Collection entries:
• • • •
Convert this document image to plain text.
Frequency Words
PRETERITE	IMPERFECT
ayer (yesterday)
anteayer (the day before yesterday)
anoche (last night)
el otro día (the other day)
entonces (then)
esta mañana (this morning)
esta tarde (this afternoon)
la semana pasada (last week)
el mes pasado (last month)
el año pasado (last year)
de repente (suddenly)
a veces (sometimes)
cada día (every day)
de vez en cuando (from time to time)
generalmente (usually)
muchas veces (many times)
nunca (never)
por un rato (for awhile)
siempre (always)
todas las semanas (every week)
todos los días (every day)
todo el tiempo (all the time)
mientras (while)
• • • •
__TASK PROMPT__.
Within the material above, find the lines that contain the word "yesterday"; copy them.

__EXERCISE ANSWER__.
ayer (yesterday)
anteayer (the day before yesterday)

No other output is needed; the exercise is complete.